Records from a dataset:
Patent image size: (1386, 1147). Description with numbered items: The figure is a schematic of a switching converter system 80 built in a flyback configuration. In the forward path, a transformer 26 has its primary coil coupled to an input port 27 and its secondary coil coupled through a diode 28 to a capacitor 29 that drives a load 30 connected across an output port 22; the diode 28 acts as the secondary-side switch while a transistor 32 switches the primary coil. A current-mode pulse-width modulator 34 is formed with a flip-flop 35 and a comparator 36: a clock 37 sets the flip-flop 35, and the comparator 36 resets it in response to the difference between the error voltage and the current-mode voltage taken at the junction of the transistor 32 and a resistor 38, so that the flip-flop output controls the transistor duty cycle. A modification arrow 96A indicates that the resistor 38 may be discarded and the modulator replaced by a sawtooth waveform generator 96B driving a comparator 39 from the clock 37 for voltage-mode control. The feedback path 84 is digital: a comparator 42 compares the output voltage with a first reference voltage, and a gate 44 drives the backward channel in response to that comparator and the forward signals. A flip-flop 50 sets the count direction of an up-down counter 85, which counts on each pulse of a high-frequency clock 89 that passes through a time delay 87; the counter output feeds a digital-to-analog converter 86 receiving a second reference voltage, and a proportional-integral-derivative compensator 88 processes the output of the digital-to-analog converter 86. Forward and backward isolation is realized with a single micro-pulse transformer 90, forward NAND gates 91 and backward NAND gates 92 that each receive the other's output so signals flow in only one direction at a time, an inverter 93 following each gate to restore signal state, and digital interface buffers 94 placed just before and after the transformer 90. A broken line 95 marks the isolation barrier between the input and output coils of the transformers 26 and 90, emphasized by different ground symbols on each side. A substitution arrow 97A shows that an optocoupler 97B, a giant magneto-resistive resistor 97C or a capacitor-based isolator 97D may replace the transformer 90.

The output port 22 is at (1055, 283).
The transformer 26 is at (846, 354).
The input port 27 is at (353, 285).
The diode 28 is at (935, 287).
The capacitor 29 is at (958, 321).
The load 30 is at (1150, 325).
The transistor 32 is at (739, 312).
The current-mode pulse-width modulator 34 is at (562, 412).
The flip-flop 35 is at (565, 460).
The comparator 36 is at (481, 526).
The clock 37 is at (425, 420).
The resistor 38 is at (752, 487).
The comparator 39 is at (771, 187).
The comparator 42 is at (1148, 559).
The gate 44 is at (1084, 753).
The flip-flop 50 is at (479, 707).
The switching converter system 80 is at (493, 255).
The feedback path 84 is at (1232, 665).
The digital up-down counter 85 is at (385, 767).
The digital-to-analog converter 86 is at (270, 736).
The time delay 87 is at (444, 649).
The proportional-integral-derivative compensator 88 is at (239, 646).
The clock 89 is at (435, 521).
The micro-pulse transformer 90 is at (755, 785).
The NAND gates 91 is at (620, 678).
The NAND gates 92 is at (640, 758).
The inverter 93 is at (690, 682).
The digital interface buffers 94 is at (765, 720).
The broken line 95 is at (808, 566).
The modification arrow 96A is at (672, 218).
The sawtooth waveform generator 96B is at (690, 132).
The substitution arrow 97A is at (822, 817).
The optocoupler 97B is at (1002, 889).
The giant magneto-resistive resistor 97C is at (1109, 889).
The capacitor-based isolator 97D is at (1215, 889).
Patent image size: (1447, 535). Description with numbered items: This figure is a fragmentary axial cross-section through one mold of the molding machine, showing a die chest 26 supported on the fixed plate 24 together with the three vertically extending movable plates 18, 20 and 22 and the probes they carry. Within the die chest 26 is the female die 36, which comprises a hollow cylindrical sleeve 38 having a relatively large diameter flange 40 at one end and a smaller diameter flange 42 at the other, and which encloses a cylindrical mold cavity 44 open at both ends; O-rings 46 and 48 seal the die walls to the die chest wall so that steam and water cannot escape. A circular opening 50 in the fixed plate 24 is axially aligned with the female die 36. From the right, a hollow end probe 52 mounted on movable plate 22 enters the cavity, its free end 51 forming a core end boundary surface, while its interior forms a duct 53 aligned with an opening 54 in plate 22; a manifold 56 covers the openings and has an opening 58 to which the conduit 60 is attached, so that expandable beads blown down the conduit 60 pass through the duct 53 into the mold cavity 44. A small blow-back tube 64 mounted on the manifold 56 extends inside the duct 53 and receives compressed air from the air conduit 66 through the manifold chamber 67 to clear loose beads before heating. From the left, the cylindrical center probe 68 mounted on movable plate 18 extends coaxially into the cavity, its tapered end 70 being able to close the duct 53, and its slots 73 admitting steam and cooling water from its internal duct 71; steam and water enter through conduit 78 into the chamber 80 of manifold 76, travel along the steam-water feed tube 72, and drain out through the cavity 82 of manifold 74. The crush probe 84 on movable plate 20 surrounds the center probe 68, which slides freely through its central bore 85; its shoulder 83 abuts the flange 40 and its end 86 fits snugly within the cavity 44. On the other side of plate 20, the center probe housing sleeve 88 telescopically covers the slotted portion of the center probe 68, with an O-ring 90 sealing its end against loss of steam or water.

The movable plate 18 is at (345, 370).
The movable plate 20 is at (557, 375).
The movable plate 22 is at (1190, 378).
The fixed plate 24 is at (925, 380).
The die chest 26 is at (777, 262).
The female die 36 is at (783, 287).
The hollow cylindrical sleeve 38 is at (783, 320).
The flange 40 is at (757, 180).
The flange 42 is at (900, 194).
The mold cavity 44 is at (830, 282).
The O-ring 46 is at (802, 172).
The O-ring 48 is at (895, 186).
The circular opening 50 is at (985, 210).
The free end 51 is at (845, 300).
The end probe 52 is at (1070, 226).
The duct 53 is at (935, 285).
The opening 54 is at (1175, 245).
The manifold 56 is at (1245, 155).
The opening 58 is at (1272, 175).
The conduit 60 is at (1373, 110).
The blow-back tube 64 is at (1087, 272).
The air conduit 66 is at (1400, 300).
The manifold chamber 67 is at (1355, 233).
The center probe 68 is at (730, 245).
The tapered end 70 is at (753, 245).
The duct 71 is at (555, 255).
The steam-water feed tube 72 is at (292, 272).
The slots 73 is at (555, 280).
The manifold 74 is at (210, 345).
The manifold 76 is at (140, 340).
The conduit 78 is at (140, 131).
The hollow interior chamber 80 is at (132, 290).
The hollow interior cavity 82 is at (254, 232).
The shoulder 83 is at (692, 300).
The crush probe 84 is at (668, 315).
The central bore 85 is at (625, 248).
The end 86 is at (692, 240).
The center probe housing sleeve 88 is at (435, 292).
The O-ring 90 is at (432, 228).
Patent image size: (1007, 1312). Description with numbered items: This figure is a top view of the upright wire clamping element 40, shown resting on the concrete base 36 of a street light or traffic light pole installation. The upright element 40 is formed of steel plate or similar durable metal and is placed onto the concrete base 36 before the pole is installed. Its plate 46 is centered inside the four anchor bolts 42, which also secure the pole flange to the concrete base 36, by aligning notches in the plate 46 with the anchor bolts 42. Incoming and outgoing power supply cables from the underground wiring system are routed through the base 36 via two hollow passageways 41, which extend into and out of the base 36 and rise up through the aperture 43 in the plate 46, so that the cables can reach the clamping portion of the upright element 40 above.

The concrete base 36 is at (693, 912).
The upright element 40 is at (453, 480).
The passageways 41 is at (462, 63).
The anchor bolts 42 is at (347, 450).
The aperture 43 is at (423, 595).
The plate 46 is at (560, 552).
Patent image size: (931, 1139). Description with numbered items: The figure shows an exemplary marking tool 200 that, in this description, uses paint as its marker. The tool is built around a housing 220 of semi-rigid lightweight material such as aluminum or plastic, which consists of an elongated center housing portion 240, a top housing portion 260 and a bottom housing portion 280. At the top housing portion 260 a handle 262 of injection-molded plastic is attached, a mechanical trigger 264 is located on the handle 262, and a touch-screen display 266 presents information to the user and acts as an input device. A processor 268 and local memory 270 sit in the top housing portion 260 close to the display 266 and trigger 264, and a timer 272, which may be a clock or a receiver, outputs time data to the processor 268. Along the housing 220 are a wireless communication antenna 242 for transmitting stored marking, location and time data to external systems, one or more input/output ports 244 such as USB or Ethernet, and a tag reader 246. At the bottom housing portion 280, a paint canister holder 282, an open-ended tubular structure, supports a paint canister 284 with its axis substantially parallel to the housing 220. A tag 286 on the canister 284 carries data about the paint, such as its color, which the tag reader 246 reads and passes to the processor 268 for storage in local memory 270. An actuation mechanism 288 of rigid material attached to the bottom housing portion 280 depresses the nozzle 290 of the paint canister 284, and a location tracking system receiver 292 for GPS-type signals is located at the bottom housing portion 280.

Exercise brief
Repeat the rows above word for word, starting at the line that contains "Patent image size: (1007, 1312)." and ending at the line that contains "The plate 46 is at (560, 552).".

Expected answer
Patent image size: (1007, 1312). Description with numbered items: This figure is a top view of the upright wire clamping element 40, shown resting on the concrete base 36 of a street light or traffic light pole installation. The upright element 40 is formed of steel plate or similar durable metal and is placed onto the concrete base 36 before the pole is installed. Its plate 46 is centered inside the four anchor bolts 42, which also secure the pole flange to the concrete base 36, by aligning notches in the plate 46 with the anchor bolts 42. Incoming and outgoing power supply cables from the underground wiring system are routed through the base 36 via two hollow passageways 41, which extend into and out of the base 36 and rise up through the aperture 43 in the plate 46, so that the cables can reach the clamping portion of the upright element 40 above.

The concrete base 36 is at (693, 912).
The upright element 40 is at (453, 480).
The passageways 41 is at (462, 63).
The anchor bolts 42 is at (347, 450).
The aperture 43 is at (423, 595).
The plate 46 is at (560, 552).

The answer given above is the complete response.